Task:
Everything in the listing except the pictures should be written out exactly.

Supplied material:

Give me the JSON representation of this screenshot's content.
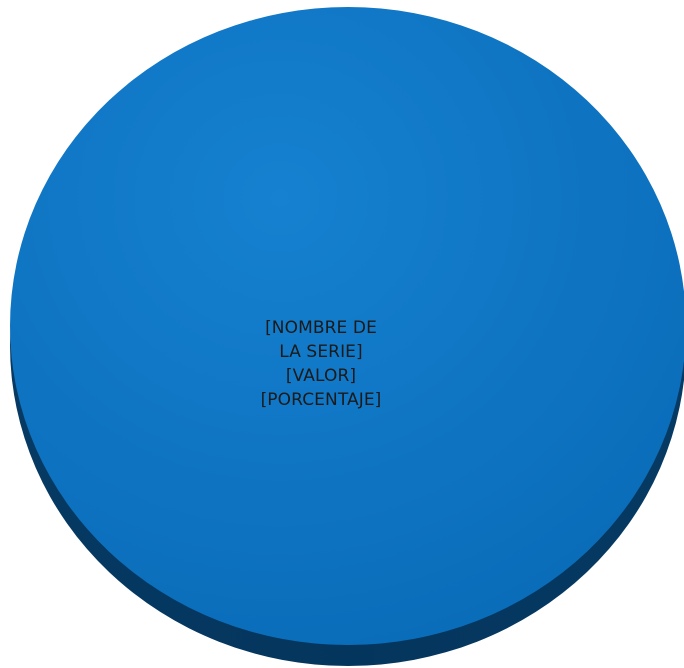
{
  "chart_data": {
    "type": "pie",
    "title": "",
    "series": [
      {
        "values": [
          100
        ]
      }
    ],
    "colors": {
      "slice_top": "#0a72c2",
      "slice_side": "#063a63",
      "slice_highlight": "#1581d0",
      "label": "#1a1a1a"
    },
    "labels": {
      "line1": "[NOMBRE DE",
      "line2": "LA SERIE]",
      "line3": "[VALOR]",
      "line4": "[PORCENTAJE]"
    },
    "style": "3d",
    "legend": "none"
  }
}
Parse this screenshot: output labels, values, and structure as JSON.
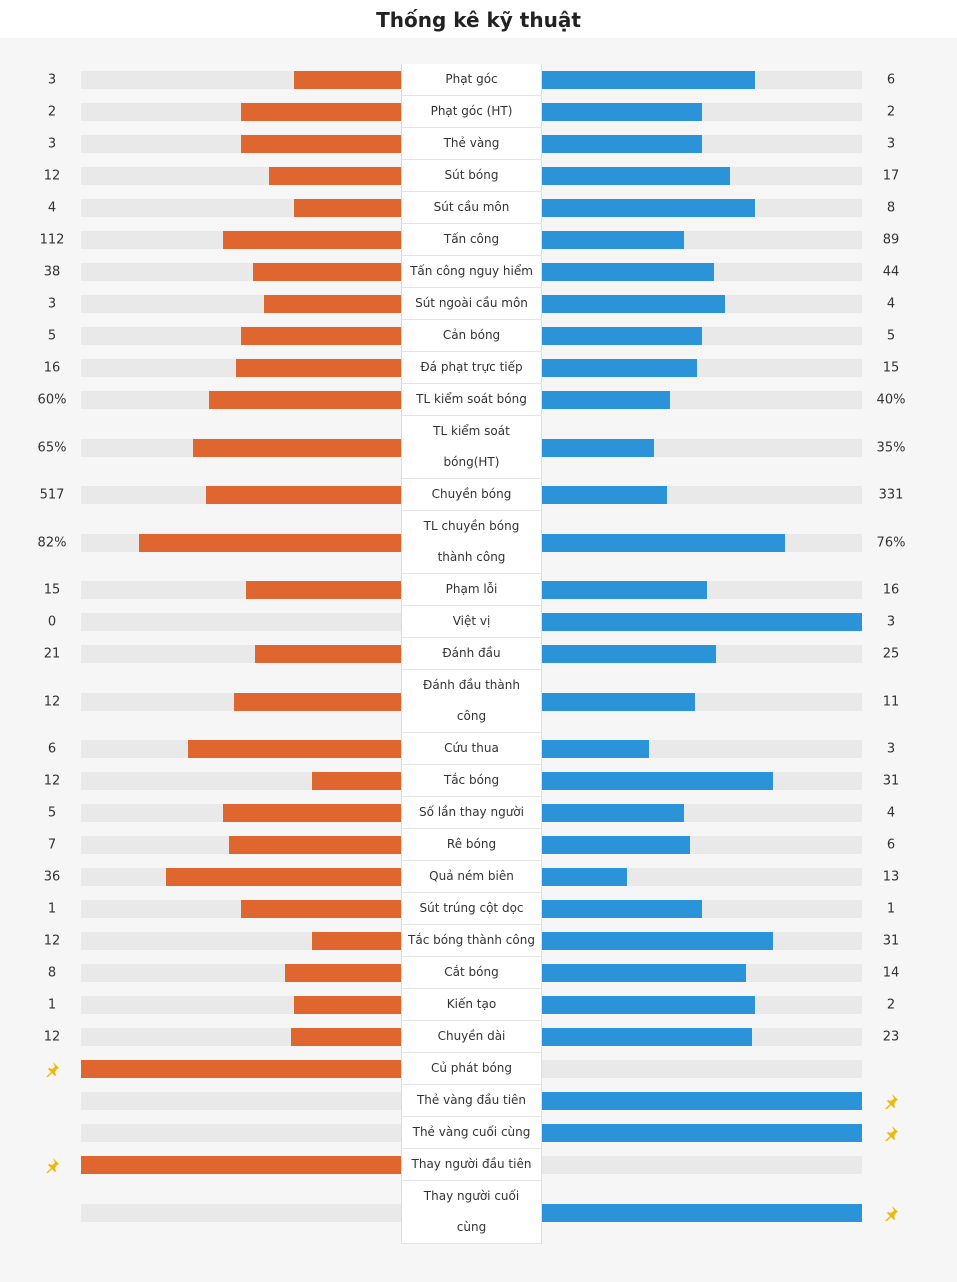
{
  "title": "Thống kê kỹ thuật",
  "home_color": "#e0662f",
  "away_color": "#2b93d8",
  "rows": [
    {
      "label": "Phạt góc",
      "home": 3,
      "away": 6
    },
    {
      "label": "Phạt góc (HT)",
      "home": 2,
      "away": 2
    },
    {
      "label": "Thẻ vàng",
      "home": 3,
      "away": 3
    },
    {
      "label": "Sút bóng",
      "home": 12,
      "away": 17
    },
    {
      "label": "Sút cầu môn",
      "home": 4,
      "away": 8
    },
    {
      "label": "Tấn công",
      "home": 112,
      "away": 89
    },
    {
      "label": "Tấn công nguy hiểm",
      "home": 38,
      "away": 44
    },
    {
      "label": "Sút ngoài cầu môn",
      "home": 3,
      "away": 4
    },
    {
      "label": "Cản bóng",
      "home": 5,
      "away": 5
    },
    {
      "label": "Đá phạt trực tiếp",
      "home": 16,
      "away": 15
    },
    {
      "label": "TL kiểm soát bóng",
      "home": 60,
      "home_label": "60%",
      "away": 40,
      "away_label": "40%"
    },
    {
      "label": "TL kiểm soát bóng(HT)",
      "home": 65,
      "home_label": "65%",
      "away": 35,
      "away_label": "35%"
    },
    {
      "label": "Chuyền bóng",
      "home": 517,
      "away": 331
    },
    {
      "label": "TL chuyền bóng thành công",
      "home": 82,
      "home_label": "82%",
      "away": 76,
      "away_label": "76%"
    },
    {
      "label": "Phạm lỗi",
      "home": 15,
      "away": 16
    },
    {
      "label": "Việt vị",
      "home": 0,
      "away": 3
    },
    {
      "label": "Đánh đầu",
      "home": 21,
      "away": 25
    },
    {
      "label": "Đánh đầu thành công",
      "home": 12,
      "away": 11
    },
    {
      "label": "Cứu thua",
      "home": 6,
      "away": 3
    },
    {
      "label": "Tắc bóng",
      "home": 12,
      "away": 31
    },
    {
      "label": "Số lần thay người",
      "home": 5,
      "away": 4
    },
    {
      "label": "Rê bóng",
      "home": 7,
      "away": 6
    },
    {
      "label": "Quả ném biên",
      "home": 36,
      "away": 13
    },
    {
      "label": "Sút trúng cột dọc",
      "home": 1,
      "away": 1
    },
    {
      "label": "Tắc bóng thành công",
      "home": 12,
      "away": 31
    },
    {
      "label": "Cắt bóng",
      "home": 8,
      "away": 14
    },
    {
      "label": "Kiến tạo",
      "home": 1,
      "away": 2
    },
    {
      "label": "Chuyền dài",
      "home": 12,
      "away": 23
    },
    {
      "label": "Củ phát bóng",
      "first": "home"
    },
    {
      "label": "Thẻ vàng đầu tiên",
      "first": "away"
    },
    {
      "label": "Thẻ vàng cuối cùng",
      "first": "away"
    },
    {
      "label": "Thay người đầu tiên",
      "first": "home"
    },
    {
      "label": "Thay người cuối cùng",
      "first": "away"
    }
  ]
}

Exercise solution:
Give me the JSON representation of this screenshot's content.
{
  "chart_data": {
    "type": "pie",
    "title": "",
    "series": [
      {
        "values": [
          100
        ]
      }
    ],
    "colors": {
      "slice_top": "#0a72c2",
      "slice_side": "#063a63",
      "slice_highlight": "#1581d0",
      "label": "#1a1a1a"
    },
    "labels": {
      "line1": "[NOMBRE DE",
      "line2": "LA SERIE]",
      "line3": "[VALOR]",
      "line4": "[PORCENTAJE]"
    },
    "style": "3d",
    "legend": "none"
  }
}
Parse this screenshot: output labels, values, and structure as JSON.
{
  "title": "Thống kê kỹ thuật",
  "home_color": "#e0662f",
  "away_color": "#2b93d8",
  "rows": [
    {
      "label": "Phạt góc",
      "home": 3,
      "away": 6
    },
    {
      "label": "Phạt góc (HT)",
      "home": 2,
      "away": 2
    },
    {
      "label": "Thẻ vàng",
      "home": 3,
      "away": 3
    },
    {
      "label": "Sút bóng",
      "home": 12,
      "away": 17
    },
    {
      "label": "Sút cầu môn",
      "home": 4,
      "away": 8
    },
    {
      "label": "Tấn công",
      "home": 112,
      "away": 89
    },
    {
      "label": "Tấn công nguy hiểm",
      "home": 38,
      "away": 44
    },
    {
      "label": "Sút ngoài cầu môn",
      "home": 3,
      "away": 4
    },
    {
      "label": "Cản bóng",
      "home": 5,
      "away": 5
    },
    {
      "label": "Đá phạt trực tiếp",
      "home": 16,
      "away": 15
    },
    {
      "label": "TL kiểm soát bóng",
      "home": 60,
      "home_label": "60%",
      "away": 40,
      "away_label": "40%"
    },
    {
      "label": "TL kiểm soát bóng(HT)",
      "home": 65,
      "home_label": "65%",
      "away": 35,
      "away_label": "35%"
    },
    {
      "label": "Chuyền bóng",
      "home": 517,
      "away": 331
    },
    {
      "label": "TL chuyền bóng thành công",
      "home": 82,
      "home_label": "82%",
      "away": 76,
      "away_label": "76%"
    },
    {
      "label": "Phạm lỗi",
      "home": 15,
      "away": 16
    },
    {
      "label": "Việt vị",
      "home": 0,
      "away": 3
    },
    {
      "label": "Đánh đầu",
      "home": 21,
      "away": 25
    },
    {
      "label": "Đánh đầu thành công",
      "home": 12,
      "away": 11
    },
    {
      "label": "Cứu thua",
      "home": 6,
      "away": 3
    },
    {
      "label": "Tắc bóng",
      "home": 12,
      "away": 31
    },
    {
      "label": "Số lần thay người",
      "home": 5,
      "away": 4
    },
    {
      "label": "Rê bóng",
      "home": 7,
      "away": 6
    },
    {
      "label": "Quả ném biên",
      "home": 36,
      "away": 13
    },
    {
      "label": "Sút trúng cột dọc",
      "home": 1,
      "away": 1
    },
    {
      "label": "Tắc bóng thành công",
      "home": 12,
      "away": 31
    },
    {
      "label": "Cắt bóng",
      "home": 8,
      "away": 14
    },
    {
      "label": "Kiến tạo",
      "home": 1,
      "away": 2
    },
    {
      "label": "Chuyền dài",
      "home": 12,
      "away": 23
    },
    {
      "label": "Củ phát bóng",
      "first": "home"
    },
    {
      "label": "Thẻ vàng đầu tiên",
      "first": "away"
    },
    {
      "label": "Thẻ vàng cuối cùng",
      "first": "away"
    },
    {
      "label": "Thay người đầu tiên",
      "first": "home"
    },
    {
      "label": "Thay người cuối cùng",
      "first": "away"
    }
  ]
}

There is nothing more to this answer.